[Start RECORD SET]

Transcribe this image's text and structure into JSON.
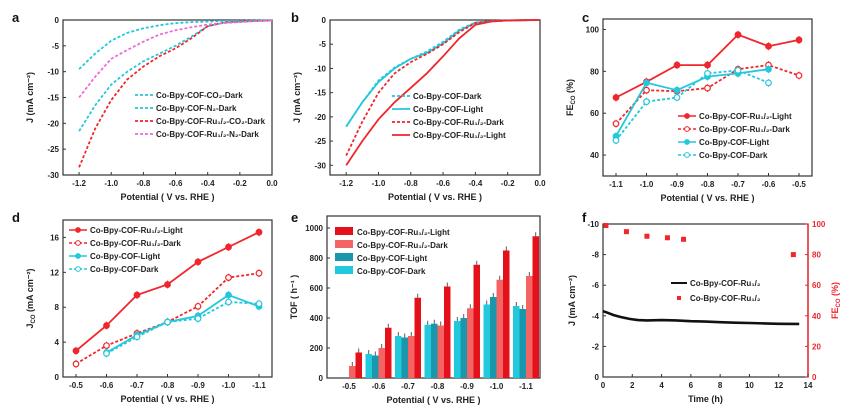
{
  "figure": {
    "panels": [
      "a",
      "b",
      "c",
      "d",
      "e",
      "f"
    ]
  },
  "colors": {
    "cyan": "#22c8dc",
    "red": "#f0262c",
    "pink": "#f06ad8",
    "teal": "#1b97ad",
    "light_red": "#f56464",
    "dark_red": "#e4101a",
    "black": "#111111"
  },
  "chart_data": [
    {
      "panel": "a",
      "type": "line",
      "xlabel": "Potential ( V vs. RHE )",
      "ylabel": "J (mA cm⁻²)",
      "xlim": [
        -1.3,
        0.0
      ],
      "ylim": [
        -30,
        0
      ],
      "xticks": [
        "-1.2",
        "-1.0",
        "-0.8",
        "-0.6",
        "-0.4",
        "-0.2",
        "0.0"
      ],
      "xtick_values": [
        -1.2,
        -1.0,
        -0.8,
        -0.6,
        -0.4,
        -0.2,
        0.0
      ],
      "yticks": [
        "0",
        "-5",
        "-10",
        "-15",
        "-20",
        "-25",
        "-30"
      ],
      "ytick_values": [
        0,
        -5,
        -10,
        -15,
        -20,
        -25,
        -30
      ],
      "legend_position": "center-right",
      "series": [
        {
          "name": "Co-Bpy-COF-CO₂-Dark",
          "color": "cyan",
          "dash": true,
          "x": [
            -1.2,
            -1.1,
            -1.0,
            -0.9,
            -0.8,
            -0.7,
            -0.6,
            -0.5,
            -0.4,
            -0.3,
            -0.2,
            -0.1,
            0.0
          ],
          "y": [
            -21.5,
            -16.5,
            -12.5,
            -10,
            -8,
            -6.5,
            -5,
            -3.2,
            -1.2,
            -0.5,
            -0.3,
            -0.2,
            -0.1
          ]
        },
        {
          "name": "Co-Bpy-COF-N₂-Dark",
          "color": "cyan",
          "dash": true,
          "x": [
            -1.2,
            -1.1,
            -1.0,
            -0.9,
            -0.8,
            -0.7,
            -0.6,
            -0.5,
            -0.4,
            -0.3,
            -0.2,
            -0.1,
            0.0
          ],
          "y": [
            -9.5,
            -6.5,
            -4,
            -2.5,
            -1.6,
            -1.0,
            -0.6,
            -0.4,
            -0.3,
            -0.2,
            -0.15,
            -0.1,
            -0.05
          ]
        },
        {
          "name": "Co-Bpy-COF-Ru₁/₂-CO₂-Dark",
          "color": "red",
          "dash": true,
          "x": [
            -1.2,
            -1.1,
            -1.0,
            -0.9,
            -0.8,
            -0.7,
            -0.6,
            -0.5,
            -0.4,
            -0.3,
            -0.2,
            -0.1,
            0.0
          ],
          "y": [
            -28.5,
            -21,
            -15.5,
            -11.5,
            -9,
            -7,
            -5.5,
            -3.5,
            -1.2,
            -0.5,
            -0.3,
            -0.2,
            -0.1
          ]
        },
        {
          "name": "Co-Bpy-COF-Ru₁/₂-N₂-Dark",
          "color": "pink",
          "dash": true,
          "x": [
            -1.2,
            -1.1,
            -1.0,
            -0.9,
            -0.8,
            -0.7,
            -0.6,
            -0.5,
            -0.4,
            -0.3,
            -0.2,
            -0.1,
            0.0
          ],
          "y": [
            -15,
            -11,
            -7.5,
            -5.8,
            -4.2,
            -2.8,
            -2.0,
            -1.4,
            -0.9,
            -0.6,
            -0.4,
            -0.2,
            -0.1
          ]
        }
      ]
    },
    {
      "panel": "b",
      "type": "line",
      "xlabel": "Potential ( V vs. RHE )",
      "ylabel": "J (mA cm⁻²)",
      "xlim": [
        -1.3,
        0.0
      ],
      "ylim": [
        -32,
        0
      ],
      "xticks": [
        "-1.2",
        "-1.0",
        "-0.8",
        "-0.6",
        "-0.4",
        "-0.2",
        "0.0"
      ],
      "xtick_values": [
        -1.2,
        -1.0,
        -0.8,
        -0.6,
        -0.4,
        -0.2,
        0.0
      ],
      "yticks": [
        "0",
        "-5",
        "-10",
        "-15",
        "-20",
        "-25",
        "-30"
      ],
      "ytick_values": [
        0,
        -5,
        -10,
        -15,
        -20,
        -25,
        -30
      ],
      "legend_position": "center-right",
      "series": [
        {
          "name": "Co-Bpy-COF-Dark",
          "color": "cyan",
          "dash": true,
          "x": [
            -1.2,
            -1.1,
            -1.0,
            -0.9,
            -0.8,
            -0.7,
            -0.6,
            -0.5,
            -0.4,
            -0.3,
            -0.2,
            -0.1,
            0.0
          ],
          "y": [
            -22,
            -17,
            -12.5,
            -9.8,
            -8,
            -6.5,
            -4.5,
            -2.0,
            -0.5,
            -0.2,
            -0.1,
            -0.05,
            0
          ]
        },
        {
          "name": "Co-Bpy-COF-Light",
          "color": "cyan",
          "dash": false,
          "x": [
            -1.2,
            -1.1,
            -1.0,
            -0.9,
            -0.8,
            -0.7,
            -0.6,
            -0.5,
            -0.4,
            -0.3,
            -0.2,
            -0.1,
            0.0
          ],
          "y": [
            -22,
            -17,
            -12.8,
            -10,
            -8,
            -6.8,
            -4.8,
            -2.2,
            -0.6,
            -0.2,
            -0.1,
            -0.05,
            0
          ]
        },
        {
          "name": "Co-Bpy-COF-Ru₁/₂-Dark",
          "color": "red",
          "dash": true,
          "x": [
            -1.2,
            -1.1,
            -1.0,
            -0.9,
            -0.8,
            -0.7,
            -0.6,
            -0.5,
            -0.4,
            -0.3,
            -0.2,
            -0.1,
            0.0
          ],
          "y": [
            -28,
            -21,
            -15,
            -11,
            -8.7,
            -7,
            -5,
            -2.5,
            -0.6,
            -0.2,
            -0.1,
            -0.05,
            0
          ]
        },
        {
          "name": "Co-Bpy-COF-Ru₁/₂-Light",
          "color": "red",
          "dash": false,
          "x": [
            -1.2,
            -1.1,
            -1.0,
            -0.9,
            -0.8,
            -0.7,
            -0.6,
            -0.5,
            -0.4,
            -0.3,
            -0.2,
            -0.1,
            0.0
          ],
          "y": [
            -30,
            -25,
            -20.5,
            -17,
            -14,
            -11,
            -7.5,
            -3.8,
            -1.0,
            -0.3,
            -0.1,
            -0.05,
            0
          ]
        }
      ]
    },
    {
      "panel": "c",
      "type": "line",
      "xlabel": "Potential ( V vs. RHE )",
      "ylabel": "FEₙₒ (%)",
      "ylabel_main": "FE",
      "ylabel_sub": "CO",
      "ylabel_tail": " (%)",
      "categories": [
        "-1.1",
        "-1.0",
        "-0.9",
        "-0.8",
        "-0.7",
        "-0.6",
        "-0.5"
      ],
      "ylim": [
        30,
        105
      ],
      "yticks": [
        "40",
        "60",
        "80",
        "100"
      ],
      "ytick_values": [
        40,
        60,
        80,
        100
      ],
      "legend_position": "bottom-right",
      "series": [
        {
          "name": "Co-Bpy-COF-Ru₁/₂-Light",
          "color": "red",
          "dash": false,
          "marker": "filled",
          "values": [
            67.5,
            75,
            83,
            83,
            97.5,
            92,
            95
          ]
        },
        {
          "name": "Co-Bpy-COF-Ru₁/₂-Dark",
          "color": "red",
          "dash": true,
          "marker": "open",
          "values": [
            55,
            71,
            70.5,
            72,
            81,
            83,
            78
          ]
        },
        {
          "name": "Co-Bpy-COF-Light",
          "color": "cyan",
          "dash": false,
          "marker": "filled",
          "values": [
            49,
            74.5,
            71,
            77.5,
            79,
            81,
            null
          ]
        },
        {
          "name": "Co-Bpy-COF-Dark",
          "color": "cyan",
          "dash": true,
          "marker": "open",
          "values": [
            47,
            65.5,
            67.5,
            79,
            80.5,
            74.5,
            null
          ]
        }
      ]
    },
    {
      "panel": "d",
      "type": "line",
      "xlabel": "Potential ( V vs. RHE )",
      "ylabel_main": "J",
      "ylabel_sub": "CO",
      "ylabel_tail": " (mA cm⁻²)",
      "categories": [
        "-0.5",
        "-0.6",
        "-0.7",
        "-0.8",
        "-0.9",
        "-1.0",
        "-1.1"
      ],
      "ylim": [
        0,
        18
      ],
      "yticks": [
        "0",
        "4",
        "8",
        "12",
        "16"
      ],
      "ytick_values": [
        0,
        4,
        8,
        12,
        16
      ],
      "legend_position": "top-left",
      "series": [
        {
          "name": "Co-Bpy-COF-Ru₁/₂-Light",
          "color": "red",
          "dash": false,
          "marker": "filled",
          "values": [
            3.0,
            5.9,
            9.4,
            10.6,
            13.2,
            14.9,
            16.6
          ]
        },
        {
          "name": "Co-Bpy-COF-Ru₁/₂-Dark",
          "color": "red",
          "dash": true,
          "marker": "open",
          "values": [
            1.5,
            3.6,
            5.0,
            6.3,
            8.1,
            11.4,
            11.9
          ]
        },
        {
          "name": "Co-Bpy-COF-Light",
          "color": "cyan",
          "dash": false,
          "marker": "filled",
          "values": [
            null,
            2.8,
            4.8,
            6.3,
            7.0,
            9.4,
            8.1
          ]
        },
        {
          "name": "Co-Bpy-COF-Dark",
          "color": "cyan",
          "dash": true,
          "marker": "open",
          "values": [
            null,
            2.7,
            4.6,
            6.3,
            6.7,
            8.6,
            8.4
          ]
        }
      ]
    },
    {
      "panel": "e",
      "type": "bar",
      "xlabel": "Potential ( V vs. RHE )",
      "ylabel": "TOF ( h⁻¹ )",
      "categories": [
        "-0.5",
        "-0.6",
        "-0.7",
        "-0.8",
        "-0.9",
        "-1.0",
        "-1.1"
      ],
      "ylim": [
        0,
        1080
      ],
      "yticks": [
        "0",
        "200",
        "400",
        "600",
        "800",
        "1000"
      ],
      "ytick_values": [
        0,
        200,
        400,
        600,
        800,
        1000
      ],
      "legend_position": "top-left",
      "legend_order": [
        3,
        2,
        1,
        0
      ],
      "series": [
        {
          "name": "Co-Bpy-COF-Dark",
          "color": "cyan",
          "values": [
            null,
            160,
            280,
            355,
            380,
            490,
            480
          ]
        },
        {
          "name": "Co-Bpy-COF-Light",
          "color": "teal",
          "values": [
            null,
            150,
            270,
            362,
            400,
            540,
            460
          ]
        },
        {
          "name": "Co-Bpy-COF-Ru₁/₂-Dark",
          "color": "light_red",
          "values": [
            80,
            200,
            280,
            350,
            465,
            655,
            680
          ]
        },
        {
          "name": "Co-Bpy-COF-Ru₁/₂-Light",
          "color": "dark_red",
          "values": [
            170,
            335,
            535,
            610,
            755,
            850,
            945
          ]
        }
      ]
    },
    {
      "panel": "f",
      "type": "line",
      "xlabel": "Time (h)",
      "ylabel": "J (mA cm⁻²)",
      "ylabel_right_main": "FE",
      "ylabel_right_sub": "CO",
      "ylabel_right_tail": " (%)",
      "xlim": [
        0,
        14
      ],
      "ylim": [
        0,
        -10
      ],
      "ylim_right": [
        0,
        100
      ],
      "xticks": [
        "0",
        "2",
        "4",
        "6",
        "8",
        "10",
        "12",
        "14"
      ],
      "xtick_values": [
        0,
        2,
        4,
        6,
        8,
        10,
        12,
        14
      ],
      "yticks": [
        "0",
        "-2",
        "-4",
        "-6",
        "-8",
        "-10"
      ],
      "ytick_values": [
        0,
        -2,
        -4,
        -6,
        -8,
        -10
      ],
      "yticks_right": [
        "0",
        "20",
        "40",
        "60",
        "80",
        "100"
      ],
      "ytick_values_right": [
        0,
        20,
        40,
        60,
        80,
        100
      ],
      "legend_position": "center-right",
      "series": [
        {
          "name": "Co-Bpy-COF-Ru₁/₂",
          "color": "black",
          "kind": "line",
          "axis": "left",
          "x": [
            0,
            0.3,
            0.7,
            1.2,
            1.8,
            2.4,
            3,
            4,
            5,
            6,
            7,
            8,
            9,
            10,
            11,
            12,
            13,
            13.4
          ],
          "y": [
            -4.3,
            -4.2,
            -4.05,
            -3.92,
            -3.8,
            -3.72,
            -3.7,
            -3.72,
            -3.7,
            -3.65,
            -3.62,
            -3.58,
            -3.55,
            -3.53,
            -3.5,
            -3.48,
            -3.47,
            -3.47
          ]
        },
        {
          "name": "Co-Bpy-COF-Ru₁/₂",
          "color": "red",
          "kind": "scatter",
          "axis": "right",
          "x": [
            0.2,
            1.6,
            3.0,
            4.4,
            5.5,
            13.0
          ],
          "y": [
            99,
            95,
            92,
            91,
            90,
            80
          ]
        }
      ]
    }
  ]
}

[End RECORD SET]
[Start RECORD SET]

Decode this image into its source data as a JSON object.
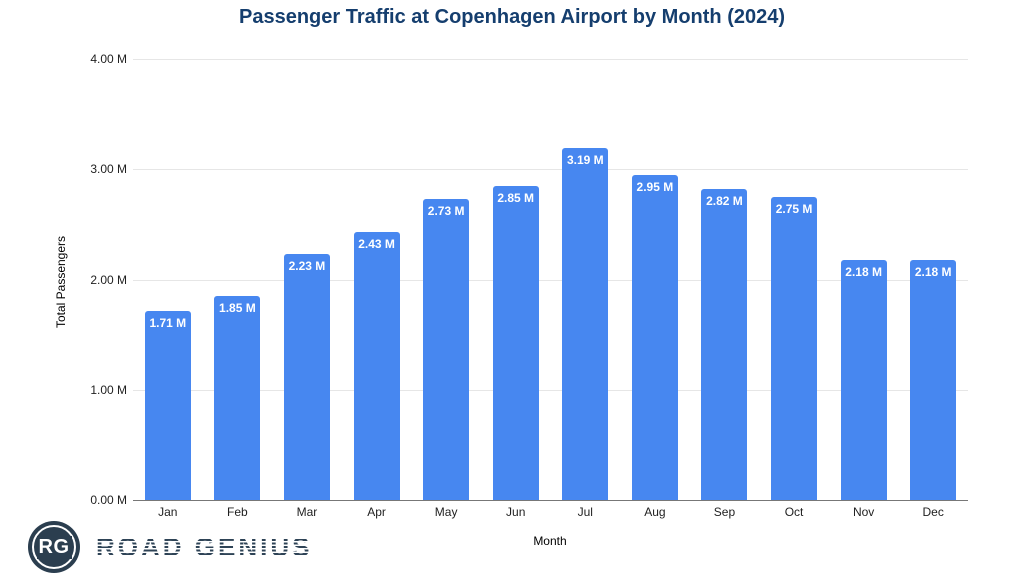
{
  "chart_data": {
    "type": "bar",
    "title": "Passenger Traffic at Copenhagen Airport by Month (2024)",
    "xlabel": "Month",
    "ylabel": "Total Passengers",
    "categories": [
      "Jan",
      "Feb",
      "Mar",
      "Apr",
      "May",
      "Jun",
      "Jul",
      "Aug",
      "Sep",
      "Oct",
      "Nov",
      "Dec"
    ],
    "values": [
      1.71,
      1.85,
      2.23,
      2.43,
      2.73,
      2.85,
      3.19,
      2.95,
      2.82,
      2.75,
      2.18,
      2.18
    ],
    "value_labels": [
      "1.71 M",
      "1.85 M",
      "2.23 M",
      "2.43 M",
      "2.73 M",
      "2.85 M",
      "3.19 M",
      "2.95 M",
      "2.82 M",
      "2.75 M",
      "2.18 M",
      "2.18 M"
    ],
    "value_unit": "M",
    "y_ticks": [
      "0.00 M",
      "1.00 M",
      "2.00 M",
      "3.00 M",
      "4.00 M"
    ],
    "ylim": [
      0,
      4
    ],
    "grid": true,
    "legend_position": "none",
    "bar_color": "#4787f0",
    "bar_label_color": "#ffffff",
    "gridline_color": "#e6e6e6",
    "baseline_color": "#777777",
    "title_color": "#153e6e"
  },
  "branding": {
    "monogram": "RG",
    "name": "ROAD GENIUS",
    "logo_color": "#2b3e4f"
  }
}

[End RECORD SET]
[Start RECORD SET]

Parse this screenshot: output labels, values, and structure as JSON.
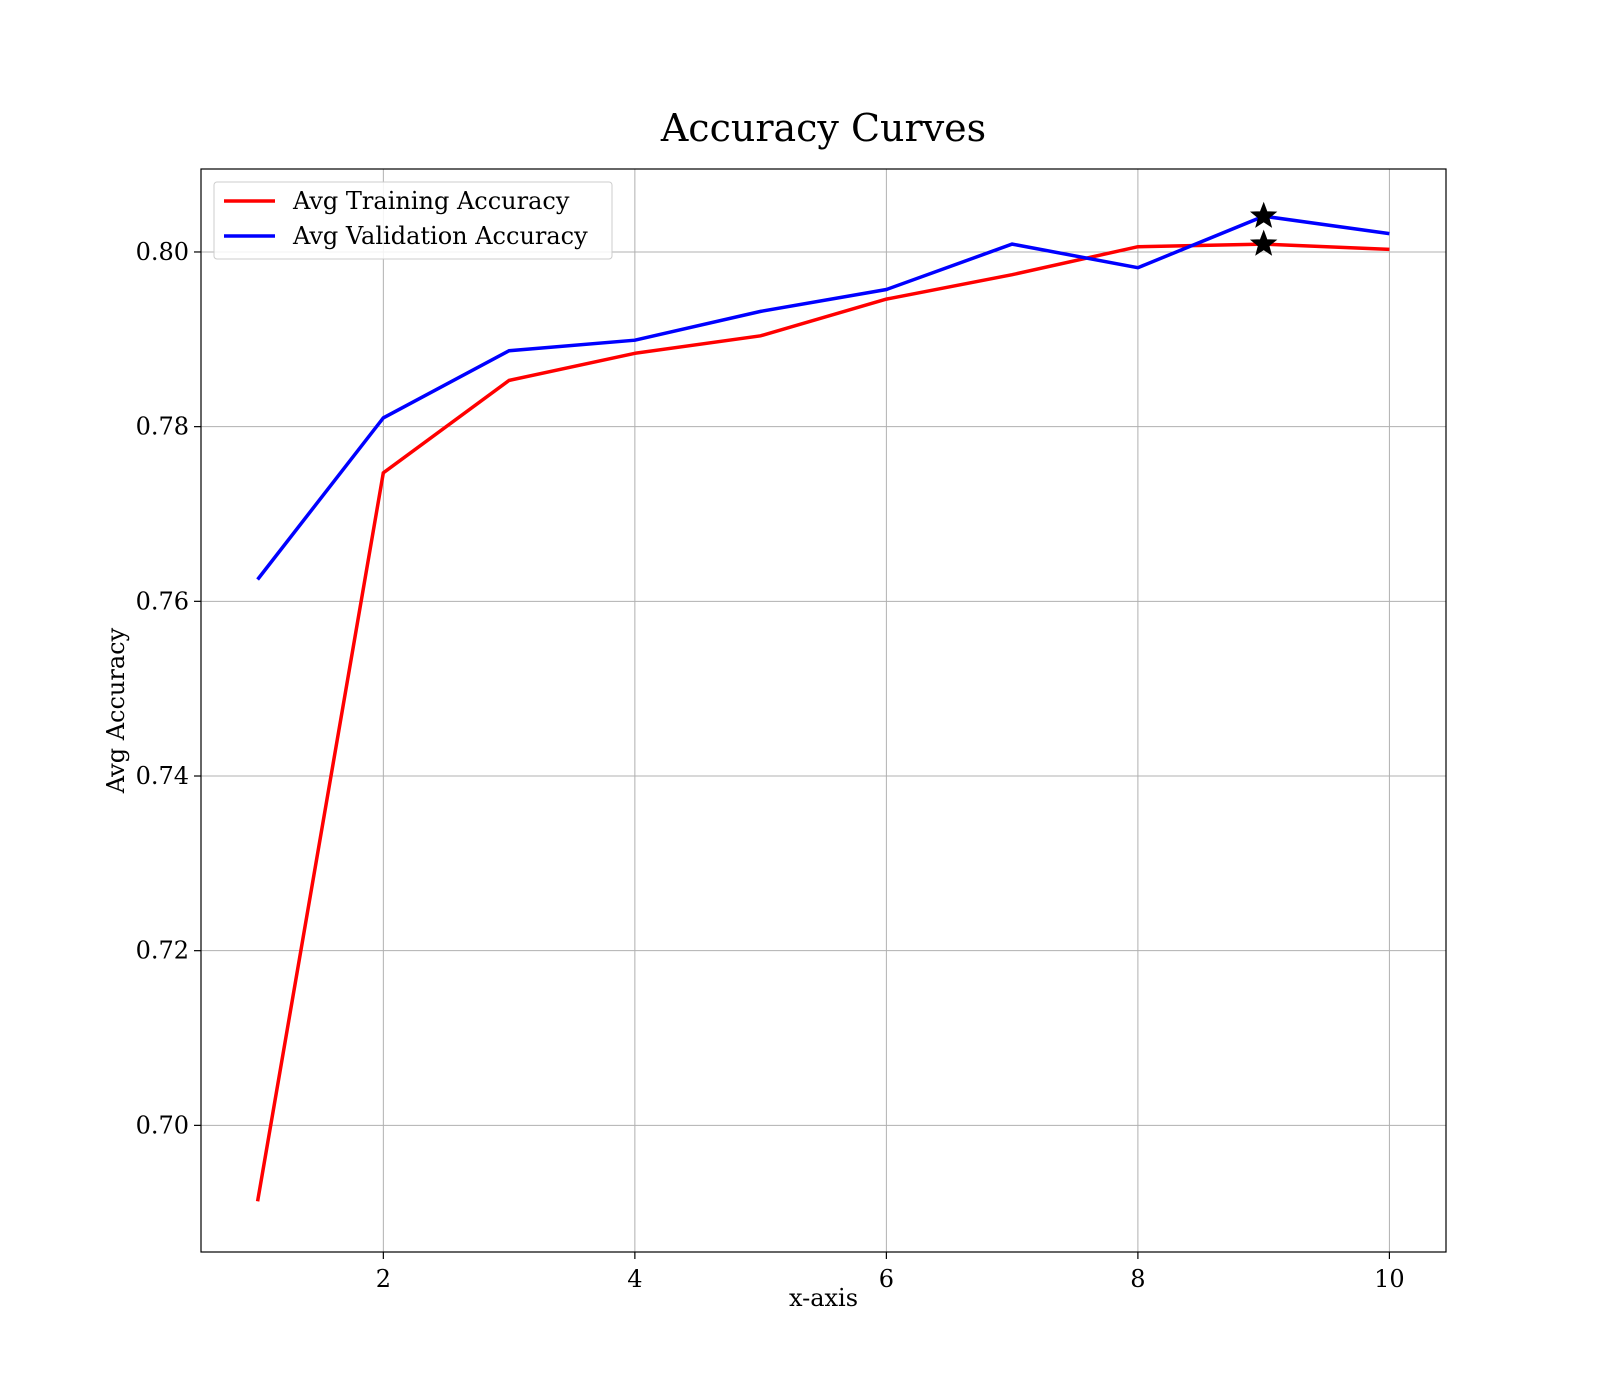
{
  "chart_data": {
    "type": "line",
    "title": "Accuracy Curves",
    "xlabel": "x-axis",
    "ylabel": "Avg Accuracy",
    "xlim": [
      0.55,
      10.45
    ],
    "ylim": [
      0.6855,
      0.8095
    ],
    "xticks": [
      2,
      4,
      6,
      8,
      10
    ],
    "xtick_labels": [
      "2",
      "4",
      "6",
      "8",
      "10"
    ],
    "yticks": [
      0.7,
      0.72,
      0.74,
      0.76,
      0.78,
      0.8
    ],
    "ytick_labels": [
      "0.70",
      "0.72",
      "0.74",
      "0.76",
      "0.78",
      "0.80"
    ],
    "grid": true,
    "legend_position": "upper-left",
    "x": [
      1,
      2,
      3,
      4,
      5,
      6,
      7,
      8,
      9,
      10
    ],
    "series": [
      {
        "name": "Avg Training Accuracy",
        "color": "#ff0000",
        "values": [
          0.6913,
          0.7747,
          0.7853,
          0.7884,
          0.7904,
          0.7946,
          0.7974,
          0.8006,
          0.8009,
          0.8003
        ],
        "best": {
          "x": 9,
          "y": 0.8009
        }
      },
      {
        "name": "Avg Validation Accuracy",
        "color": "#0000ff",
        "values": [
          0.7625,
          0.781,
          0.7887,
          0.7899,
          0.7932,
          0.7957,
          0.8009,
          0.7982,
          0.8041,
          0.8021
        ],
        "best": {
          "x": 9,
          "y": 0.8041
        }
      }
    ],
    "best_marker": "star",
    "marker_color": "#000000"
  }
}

[End RECORD SET]

• **EXERCISE PROMPT**
Select the lines from the entries that include the word "into".

• **IN RESPONSE**
Transcribe this image's text and structure into JSON.
Decode this image into its source data as a JSON object.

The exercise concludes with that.